**PROBLEMS AND TASKS:**
**1)** Print the part of the iPad mini discussion from "5. True, they" to "Mac product line.".
**2)** Carry on the iPad mini discussion, starting after its last sentence.

(STUDY TEXT begins)

4. The diminished time in the keynote is only evidence that the event concentrated on the iPad Pro and new Apple TV. It;s not the first time Apple shortchanged an updated product in favor of other, sexier hardware. Besides which, the update, while substantial, didn't provide anything new, so why keynote it? Maybe the mini won't get huge fanfare, but that's not evidence Apple is done with the mini.
It was the most substantial update it has ever gotten...probably ever. The retina display and the A7 of the second generation mini was pretty huge when it dropped in 2013, but it was externally identical to the first generation. With the mini 4, you have the most substantial update and it receives barely a mention. If that's not diminished interest from Apple, I don't know what is.
5. True, they haven;t engineered anything new on the mini, but maybe that's the point. The mini doesn't need new engineering, just current engineering.
A8 is last year's processor tech. A9 is this year's processor tech. So, yes, I'd agree that an A9-based iPad mini would make me feel a lot less like the iPad mini was an afterthought to Apple. As it stands, even if it was perpetually a gen behind, that wouldn't bother me, but where it was the talk of the town in 2012, I wouldn't be shocked if it got less and less attention as time went on. You'd have to figure that if it was their best-selling iPad, they would give it the same white glove treatment like the 13" MacBook Pro gets for the Mac product line.
5. Again, with marketing - as great as the mini 4 is, it's a point release - they don't make big advertising pushes on point release MacBooks, and it doesn't mean they're going to stop making MacBooks.

(STUDY TEXT ends)
(DATA UNDER STUDY begins)

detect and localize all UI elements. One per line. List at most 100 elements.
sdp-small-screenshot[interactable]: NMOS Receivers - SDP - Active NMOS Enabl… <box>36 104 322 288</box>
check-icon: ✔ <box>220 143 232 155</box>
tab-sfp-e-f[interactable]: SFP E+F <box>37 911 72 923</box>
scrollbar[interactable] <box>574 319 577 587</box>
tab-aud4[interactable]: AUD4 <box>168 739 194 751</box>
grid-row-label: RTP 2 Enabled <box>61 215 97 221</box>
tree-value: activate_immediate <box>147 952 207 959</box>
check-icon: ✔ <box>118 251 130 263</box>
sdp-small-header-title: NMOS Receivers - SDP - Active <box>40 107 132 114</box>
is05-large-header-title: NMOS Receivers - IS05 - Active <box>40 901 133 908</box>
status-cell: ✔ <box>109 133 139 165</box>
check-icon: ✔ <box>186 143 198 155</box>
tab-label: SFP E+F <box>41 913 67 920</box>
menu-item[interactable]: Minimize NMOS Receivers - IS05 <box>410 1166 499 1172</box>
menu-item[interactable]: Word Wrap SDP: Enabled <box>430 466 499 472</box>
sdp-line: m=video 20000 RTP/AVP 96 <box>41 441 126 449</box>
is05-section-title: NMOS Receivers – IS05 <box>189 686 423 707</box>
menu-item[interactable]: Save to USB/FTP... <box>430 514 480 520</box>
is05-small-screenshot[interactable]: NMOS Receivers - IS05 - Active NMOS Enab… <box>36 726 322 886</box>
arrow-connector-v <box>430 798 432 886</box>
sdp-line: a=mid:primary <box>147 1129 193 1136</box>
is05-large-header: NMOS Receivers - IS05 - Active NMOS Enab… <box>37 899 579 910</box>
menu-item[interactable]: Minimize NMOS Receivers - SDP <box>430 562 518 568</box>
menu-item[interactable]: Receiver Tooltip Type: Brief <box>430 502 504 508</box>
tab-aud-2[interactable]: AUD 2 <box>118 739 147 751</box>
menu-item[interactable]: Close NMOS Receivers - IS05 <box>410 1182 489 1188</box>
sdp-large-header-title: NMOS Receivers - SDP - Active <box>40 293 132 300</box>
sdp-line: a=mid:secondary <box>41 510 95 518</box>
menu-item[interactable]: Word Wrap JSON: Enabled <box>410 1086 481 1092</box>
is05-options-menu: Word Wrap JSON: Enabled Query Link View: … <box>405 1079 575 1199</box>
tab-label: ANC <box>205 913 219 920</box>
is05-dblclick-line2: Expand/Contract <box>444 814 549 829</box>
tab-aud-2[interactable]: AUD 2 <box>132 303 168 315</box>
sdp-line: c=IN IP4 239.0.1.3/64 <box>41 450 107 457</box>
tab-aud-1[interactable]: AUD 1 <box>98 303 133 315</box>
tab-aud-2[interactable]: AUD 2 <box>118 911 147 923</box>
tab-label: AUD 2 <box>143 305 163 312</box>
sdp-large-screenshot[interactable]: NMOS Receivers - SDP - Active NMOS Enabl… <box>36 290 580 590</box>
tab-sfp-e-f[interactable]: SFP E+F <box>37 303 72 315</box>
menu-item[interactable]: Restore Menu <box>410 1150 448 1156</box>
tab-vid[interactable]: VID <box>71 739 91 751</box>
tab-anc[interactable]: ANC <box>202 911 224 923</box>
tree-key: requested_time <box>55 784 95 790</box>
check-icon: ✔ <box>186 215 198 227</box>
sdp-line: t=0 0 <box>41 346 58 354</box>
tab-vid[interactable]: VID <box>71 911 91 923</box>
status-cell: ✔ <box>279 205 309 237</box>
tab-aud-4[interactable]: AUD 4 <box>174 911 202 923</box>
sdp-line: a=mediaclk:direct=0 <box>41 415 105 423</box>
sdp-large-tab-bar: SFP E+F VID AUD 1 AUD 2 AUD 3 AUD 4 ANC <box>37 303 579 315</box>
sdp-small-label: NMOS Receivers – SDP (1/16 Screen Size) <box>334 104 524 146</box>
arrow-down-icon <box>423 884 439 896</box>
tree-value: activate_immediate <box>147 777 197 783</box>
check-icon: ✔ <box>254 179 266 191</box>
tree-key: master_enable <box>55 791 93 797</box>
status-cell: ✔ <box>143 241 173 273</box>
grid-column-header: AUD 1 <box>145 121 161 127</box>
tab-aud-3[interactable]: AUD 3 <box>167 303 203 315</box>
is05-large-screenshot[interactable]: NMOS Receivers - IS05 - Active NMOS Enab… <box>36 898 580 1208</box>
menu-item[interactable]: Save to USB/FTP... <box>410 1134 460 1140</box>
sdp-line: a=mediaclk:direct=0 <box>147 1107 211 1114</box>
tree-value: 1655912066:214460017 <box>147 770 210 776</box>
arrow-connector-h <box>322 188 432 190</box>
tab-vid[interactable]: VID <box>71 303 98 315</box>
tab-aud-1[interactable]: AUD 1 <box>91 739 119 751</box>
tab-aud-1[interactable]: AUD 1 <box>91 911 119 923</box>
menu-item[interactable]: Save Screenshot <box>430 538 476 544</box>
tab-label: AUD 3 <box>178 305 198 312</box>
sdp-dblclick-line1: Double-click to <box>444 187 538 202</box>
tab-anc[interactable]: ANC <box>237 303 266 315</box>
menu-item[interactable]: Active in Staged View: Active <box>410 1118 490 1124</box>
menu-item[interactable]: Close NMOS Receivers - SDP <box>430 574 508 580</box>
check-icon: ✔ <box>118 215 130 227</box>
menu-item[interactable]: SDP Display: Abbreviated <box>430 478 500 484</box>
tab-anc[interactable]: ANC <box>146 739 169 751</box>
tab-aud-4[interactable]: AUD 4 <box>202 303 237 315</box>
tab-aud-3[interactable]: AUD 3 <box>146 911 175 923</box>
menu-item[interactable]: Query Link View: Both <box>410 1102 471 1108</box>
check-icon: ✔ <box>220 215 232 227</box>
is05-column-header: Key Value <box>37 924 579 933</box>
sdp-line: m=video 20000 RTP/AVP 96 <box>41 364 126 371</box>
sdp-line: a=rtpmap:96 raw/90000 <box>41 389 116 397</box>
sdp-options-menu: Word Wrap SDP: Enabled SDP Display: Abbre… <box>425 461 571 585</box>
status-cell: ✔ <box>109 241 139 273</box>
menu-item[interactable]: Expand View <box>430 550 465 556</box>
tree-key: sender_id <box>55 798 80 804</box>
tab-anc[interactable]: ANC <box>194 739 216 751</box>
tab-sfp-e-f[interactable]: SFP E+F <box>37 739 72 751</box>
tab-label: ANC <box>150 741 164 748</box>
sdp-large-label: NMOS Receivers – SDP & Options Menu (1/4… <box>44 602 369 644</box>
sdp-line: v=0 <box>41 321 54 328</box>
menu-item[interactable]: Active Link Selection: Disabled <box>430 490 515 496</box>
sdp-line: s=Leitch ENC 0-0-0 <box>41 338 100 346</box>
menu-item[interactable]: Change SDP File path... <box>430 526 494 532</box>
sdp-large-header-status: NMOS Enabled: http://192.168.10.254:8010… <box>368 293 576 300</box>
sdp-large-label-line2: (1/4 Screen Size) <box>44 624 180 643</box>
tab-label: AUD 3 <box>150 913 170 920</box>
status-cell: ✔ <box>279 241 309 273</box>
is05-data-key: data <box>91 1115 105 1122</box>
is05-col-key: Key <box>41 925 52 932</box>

(DATA UNDER STUDY ends)

**YOUR WRITTEN ANSWERS:**
**1)**
5. True, they haven;t engineered anything new on the mini, but maybe that's the point. The mini doesn't need new engineering, just current engineering.
A8 is last year's processor tech. A9 is this year's processor tech. So, yes, I'd agree that an A9-based iPad mini would make me feel a lot less like the iPad mini was an afterthought to Apple. As it stands, even if it was perpetually a gen behind, that wouldn't bother me, but where it was the talk of the town in 2012, I wouldn't be shocked if it got less and less attention as time went on. You'd have to figure that if it was their best-selling iPad, they would give it the same white glove treatment like the 13" MacBook Pro gets for the Mac product line.

**2)**
Overall, all we have is one crappy release and subsequent good release, but nothing new and no new marketing.
The iPad mini 4, a point release? Are you serious? The iPad mini 3 was the point release. Actually, no, scratch that. The iPad mini 2 added the display and made the jump to 64-bit iOS-land. But even that was only iterative. The iPad mini 3 just added in TouchID, making it that much less substantial of a release. The iPad mini 4 was probably the most substantial release they've had since the first iPad mini, but it had zero fanfare. If anything, it should've had more fanfare for what it is and was relative to (a) its predecessors, and (b) other iPads in the line (it's way better than either the mini 2 or mini 3 or even the first generation Air).
Also, "sketchy" as this report may have been, it has proven to be otherwise spot on so far:
https://www.macrumors.com/2015/07/15/no-new-ipad-air-2015/
How about this: When you walk into an Apple Store, the minis are front and center - is this the act of a dead product?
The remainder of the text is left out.